# [GEGEVEN PASSAGE]
De leden van de CDA-fractie willen graag van de bewindspersonen weten of zij niet bang zijn dat met het invoeren van dit gedifferentieerde oordeel een tweedeling in het onderwijs ontstaat en scholen strenge eisen aan de instroom van leerlingen zullen stellen.

We verwachten niet dat scholen strenge toelatingseisen stellen om een goede waardering van de inspectie te krijgen. De reden hiervoor is dat de inspectie bij het waarderen van het onderwijs op de scholen rekening houdt met de achtergrond van de leerlingen en kijkt naar de brede onderwijskwaliteit op een school en niet alleen naar de leerresultaten van leerlingen. Zo zijn er ook nu al excellente scholen in achterstandswijken die juist met hun leerlingenpopulatie goede resultaten behalen. De inspectie zal hier in het (nieuwe) toezicht aandacht aan blijven besteden, om mogelijke misverstanden op dit vlak actief tegen te gaan. Het komende schooljaar zal de inspectie de voorbereidingen op de invoering van het vernieuwde toezicht per 1 augustus 2017 treffen, zowel intern (onder meer uitgebreide scholing inspecteurs, instrumentatie, interne bedrijfsvoering) als extern (zoals communicatie met besturen en scholen over consequenties, informatie over overgangsperiode, invoeringsproces).

De leden van de CDA-fractie hebben vragen over de wijze waarop het onderscheid tussen de controlerende en de stimulerende taak in het toezichtkader wordt ingevuld, onder meer ten aanzien van het begrip «eigen aspecten van kwaliteit». In de initiatiefwet is hier een strikte scheiding in aangebracht, omdat de initiatiefnemers de mening zijn toegedaan dat de begrippen die in het toezichtkader worden gebruikt, een wettelijke basis moeten hebben. De begrippen «basiskwaliteit», «waarborgfunctie» en «waarderingskader» komen echter niet voor in de WOT. De leden van de CDA-fractie ontvangen graag een nadere toelichting waarom niet voor de term «indicatoren» is gekozen. Zij zijn van mening dat er verwarring kan ontstaan door het gebruik van het nieuw geformuleerde begrip «eigen aspecten van kwaliteit» in plaats van de term «indicatoren».

# [VEREISTEN]
(a) Beantwoord deze vragen over de passage over het inspectietoezicht:
(i) Per welke datum wordt het vernieuwde toezicht ingevoerd?
(ii) Welke drie begrippen komen niet voor in de WOT?
(iii) Welke term willen de leden van de CDA-fractie toegelicht zien als alternatief voor «eigen aspecten van kwaliteit»?
(b) Zet de passage over het inspectietoezicht voort vanaf de laatste zin.
De records staan helemaal los van de passage over het inspectietoezicht.

# [GETOONDE RECORDS]

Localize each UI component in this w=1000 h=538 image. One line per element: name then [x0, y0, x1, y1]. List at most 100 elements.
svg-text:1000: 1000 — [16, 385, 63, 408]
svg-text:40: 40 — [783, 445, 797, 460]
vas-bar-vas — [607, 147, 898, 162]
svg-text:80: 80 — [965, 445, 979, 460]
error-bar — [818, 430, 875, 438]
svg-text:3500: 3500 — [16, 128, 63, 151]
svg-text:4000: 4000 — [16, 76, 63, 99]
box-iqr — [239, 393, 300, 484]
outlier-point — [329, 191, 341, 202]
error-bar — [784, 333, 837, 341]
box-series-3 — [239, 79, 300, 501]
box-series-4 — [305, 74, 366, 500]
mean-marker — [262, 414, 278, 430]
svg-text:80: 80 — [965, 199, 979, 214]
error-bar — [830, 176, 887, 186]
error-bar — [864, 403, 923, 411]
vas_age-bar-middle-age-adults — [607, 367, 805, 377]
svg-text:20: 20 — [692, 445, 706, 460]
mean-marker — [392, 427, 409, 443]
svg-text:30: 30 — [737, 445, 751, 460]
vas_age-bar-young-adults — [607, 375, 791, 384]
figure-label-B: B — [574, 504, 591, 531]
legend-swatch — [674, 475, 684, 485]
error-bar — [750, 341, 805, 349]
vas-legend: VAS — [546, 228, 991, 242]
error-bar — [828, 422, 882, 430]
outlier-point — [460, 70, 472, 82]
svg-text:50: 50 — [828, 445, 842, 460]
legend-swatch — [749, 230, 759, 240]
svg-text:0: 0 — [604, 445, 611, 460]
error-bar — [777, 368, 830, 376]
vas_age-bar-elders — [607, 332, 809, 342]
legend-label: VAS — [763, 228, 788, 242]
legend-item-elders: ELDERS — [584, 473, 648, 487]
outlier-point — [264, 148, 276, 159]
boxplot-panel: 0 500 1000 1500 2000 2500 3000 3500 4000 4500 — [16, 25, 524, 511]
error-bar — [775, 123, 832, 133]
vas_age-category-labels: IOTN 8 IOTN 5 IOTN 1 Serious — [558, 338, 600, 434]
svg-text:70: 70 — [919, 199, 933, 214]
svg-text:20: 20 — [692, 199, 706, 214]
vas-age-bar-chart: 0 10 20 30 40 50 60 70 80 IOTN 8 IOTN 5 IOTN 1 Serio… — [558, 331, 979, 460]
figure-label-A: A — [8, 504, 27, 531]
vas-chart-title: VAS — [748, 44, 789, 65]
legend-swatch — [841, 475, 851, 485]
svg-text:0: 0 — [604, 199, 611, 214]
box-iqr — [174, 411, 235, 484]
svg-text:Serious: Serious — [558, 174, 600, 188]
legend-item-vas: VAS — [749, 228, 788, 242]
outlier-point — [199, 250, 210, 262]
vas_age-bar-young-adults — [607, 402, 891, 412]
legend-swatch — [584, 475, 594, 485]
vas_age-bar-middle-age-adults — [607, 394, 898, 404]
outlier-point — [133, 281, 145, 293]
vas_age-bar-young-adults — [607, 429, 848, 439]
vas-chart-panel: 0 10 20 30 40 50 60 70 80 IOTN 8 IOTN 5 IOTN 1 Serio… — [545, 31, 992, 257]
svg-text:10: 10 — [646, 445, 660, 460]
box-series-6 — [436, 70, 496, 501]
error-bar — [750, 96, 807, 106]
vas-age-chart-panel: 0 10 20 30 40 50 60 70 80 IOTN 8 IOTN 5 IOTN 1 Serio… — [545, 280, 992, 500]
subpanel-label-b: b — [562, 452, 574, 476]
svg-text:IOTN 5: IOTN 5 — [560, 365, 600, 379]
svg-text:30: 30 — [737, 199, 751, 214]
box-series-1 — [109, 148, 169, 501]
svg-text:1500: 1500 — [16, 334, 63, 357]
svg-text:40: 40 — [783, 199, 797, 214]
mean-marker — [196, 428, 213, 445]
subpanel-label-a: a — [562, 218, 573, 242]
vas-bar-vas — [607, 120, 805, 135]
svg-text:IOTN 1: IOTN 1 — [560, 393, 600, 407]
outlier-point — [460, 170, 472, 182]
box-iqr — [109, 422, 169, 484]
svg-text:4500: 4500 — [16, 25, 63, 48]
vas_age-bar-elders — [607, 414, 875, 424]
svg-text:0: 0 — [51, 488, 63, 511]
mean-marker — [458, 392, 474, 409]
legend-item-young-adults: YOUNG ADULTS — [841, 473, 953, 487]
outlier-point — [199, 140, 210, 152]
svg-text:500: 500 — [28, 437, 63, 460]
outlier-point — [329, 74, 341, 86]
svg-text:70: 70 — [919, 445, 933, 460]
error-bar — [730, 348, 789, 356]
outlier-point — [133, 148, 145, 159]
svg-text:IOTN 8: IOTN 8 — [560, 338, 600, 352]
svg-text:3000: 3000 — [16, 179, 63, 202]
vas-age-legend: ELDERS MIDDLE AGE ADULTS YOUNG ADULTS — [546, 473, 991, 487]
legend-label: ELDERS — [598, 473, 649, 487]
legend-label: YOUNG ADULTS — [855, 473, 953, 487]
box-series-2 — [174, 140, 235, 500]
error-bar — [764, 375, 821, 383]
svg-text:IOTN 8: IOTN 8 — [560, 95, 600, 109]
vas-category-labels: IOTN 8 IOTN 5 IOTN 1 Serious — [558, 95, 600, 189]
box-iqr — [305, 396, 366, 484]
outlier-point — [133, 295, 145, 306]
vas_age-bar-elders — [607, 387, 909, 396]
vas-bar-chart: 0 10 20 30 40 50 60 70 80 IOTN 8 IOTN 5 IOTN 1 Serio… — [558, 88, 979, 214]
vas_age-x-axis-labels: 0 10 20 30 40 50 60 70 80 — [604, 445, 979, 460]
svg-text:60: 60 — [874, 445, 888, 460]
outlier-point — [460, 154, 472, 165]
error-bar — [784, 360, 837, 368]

# [UITWERKING OEFENING]
(a)
(i) Per 1 augustus 2017.
(ii) «basiskwaliteit», «waarborgfunctie» en «waarderingskader».
(iii) De term «indicatoren».

(b)
Op grond van artikel 13 van de WOT dient de inspectie in haar onderzoekskader onderscheid te maken tussen de toezichtstaak en de stimulerende taak. Omdat de term «indicatoren» als bedoeld in artikel 11 van de WOT op beide taken kan slaan, is er voor gekozen om deze term in het onderzoekskader niet te gebruiken.

De keuze voor de termen «basiskwaliteit» (waarvan in het kader regelmatig staat dat deze de wettelijke eisen betreft), «waarborgfunctie» en «eigen aspecten van kwaliteit» hangt sterk samen met de herkenbaarheid bij scholen. Juist om verwarring te voorkomen, heeft de inspectie gezocht naar termen die herkenbaar zijn voor het veld: «basiskwaliteit» en «waarborgfunctie» als ondergrens/minimale kwaliteit die van scholen wordt gevraagd en «eigen aspecten van kwaliteit» om te laten zien dat de scholen daar zelf aan zet zijn via het eigen schoolplan.

De leden van de D66-fractie vragen of het predicaat «excellent» uit het wetsvoorstel kan worden weggelaten.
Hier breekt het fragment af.